(Figure record extracts)
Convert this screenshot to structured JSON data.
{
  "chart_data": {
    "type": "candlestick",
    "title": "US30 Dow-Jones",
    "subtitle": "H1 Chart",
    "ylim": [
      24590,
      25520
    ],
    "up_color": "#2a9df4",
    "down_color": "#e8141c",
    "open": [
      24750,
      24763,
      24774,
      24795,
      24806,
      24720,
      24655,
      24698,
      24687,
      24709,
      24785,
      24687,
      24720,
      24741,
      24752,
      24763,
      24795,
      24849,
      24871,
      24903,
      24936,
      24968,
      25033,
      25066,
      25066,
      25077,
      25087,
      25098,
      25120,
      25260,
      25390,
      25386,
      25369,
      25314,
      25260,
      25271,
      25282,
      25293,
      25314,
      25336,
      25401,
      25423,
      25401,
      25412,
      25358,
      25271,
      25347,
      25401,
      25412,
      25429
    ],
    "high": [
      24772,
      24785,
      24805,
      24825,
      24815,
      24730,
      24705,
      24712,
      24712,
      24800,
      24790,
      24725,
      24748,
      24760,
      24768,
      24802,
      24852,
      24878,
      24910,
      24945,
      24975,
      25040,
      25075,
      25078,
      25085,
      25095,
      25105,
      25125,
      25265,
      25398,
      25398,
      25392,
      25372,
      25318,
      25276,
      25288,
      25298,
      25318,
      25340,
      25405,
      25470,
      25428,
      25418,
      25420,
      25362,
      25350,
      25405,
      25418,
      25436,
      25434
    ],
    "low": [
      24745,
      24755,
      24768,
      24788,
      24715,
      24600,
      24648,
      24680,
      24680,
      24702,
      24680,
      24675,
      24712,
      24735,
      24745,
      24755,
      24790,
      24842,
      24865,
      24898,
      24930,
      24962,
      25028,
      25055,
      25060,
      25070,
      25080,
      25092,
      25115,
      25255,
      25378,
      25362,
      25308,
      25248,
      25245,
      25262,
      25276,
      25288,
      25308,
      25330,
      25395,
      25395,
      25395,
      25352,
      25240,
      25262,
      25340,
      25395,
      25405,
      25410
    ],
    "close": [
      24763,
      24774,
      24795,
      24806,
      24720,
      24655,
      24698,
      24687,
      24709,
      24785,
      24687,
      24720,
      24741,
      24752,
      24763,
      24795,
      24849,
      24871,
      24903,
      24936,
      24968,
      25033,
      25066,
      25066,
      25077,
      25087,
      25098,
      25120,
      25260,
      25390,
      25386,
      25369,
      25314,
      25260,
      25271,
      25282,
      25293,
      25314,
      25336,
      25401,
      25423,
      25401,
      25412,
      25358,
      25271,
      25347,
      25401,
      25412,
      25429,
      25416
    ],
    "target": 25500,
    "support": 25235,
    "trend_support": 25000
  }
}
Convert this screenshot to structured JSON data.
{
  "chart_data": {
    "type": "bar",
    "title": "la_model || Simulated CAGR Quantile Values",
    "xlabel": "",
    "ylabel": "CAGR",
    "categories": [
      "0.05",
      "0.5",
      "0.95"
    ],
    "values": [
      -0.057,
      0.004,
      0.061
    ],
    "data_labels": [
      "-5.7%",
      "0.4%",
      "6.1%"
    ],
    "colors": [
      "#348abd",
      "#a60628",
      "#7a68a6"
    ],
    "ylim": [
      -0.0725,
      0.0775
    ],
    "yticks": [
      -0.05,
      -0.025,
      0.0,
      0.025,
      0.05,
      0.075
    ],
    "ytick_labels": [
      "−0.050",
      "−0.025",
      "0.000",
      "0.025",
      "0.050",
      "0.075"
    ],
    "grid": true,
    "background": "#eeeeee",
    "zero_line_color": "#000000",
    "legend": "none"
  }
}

● The task: Each entry above needs to be retyped exactly.

● Task result:
Convert this screenshot to structured JSON data.
{
  "chart_data": {
    "type": "candlestick",
    "title": "US30 Dow-Jones",
    "subtitle": "H1 Chart",
    "ylim": [
      24590,
      25520
    ],
    "up_color": "#2a9df4",
    "down_color": "#e8141c",
    "open": [
      24750,
      24763,
      24774,
      24795,
      24806,
      24720,
      24655,
      24698,
      24687,
      24709,
      24785,
      24687,
      24720,
      24741,
      24752,
      24763,
      24795,
      24849,
      24871,
      24903,
      24936,
      24968,
      25033,
      25066,
      25066,
      25077,
      25087,
      25098,
      25120,
      25260,
      25390,
      25386,
      25369,
      25314,
      25260,
      25271,
      25282,
      25293,
      25314,
      25336,
      25401,
      25423,
      25401,
      25412,
      25358,
      25271,
      25347,
      25401,
      25412,
      25429
    ],
    "high": [
      24772,
      24785,
      24805,
      24825,
      24815,
      24730,
      24705,
      24712,
      24712,
      24800,
      24790,
      24725,
      24748,
      24760,
      24768,
      24802,
      24852,
      24878,
      24910,
      24945,
      24975,
      25040,
      25075,
      25078,
      25085,
      25095,
      25105,
      25125,
      25265,
      25398,
      25398,
      25392,
      25372,
      25318,
      25276,
      25288,
      25298,
      25318,
      25340,
      25405,
      25470,
      25428,
      25418,
      25420,
      25362,
      25350,
      25405,
      25418,
      25436,
      25434
    ],
    "low": [
      24745,
      24755,
      24768,
      24788,
      24715,
      24600,
      24648,
      24680,
      24680,
      24702,
      24680,
      24675,
      24712,
      24735,
      24745,
      24755,
      24790,
      24842,
      24865,
      24898,
      24930,
      24962,
      25028,
      25055,
      25060,
      25070,
      25080,
      25092,
      25115,
      25255,
      25378,
      25362,
      25308,
      25248,
      25245,
      25262,
      25276,
      25288,
      25308,
      25330,
      25395,
      25395,
      25395,
      25352,
      25240,
      25262,
      25340,
      25395,
      25405,
      25410
    ],
    "close": [
      24763,
      24774,
      24795,
      24806,
      24720,
      24655,
      24698,
      24687,
      24709,
      24785,
      24687,
      24720,
      24741,
      24752,
      24763,
      24795,
      24849,
      24871,
      24903,
      24936,
      24968,
      25033,
      25066,
      25066,
      25077,
      25087,
      25098,
      25120,
      25260,
      25390,
      25386,
      25369,
      25314,
      25260,
      25271,
      25282,
      25293,
      25314,
      25336,
      25401,
      25423,
      25401,
      25412,
      25358,
      25271,
      25347,
      25401,
      25412,
      25429,
      25416
    ],
    "target": 25500,
    "support": 25235,
    "trend_support": 25000
  }
}
Convert this screenshot to structured JSON data.
{
  "chart_data": {
    "type": "bar",
    "title": "la_model || Simulated CAGR Quantile Values",
    "xlabel": "",
    "ylabel": "CAGR",
    "categories": [
      "0.05",
      "0.5",
      "0.95"
    ],
    "values": [
      -0.057,
      0.004,
      0.061
    ],
    "data_labels": [
      "-5.7%",
      "0.4%",
      "6.1%"
    ],
    "colors": [
      "#348abd",
      "#a60628",
      "#7a68a6"
    ],
    "ylim": [
      -0.0725,
      0.0775
    ],
    "yticks": [
      -0.05,
      -0.025,
      0.0,
      0.025,
      0.05,
      0.075
    ],
    "ytick_labels": [
      "−0.050",
      "−0.025",
      "0.000",
      "0.025",
      "0.050",
      "0.075"
    ],
    "grid": true,
    "background": "#eeeeee",
    "zero_line_color": "#000000",
    "legend": "none"
  }
}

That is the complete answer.